▶ **MATERIAL SHOWN**:
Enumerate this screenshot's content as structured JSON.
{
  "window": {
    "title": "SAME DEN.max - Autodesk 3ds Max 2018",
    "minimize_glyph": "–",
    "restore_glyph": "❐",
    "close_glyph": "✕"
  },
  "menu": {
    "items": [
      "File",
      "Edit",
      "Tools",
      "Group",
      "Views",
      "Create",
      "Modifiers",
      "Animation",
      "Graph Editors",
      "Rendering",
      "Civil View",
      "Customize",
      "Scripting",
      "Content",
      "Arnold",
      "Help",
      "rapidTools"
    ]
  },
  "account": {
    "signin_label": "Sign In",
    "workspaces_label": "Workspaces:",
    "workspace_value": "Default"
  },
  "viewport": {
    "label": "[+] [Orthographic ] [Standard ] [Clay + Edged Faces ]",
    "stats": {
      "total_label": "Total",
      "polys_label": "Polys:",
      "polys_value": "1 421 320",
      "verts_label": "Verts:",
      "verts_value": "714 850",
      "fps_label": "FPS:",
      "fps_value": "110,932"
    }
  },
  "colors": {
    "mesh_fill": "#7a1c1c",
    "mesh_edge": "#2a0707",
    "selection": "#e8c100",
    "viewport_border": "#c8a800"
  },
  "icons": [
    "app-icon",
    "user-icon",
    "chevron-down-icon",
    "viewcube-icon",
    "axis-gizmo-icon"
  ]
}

* * *

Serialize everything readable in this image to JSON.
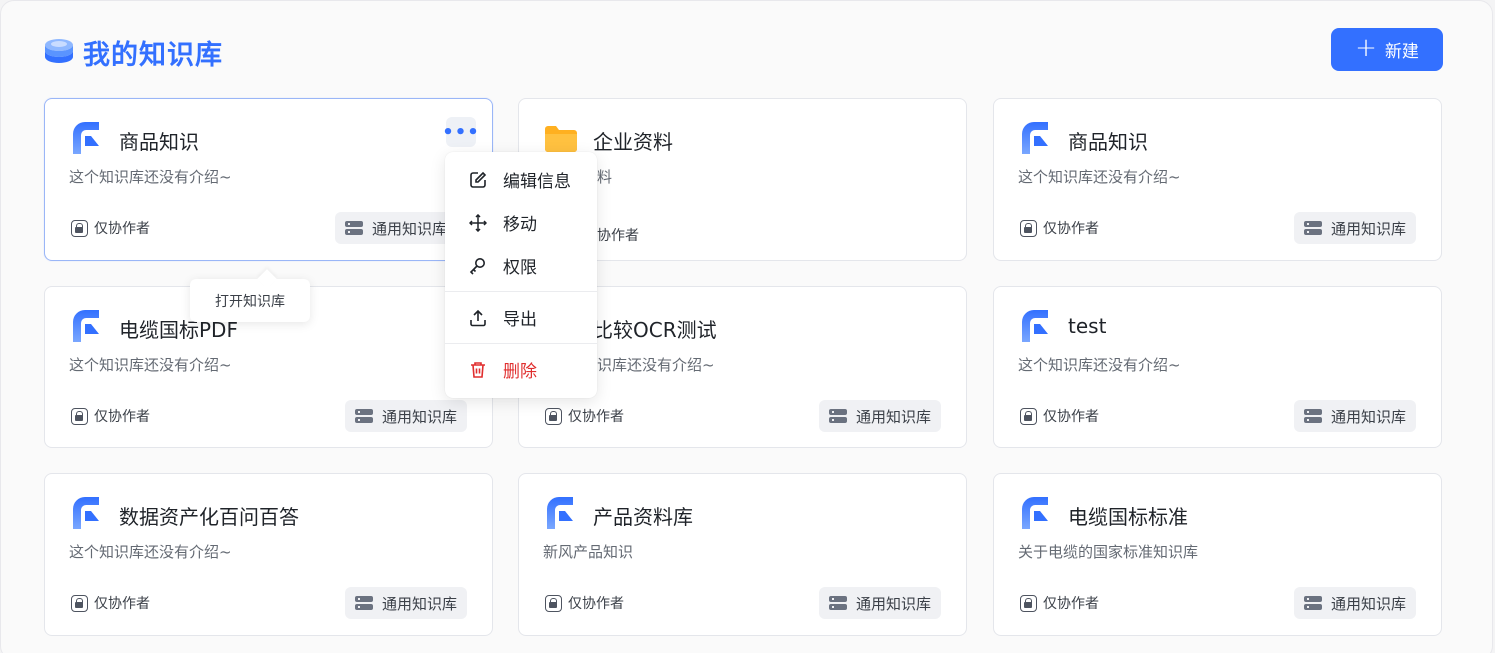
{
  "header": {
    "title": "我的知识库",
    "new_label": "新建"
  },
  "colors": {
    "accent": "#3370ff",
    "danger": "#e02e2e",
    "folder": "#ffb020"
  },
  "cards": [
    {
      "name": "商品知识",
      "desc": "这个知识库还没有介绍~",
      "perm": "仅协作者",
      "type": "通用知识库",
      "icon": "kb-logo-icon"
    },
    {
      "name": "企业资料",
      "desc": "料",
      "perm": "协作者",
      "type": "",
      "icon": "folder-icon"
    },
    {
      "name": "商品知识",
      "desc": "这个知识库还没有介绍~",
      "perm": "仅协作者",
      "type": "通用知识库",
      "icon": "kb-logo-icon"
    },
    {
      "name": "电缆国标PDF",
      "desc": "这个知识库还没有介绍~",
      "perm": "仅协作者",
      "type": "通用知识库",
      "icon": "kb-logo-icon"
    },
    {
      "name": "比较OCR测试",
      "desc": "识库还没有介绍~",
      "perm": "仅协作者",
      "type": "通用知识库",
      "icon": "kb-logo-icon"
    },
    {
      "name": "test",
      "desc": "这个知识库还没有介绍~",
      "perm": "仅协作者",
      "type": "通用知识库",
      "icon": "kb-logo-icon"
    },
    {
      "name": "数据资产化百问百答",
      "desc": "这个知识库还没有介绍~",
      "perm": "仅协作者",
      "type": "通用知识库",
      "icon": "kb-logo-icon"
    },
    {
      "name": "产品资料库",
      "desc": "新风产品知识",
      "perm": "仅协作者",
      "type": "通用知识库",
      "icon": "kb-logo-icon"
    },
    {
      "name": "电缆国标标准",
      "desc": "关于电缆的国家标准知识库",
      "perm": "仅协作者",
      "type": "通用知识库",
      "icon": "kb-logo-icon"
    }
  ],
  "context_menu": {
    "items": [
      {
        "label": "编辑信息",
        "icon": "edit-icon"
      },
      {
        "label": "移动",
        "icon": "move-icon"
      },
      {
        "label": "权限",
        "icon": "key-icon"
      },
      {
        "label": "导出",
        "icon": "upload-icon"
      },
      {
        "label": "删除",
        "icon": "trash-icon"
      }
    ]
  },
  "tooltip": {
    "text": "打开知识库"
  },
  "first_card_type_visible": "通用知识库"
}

▶ **SET TASK**: Each line in the entries above that includes the string "this" should be extracted.

▶ **FULL SOLUTION**:
Enumerate this screenshot's content as structured JSON.
Serialize everything readable in this image to JSON.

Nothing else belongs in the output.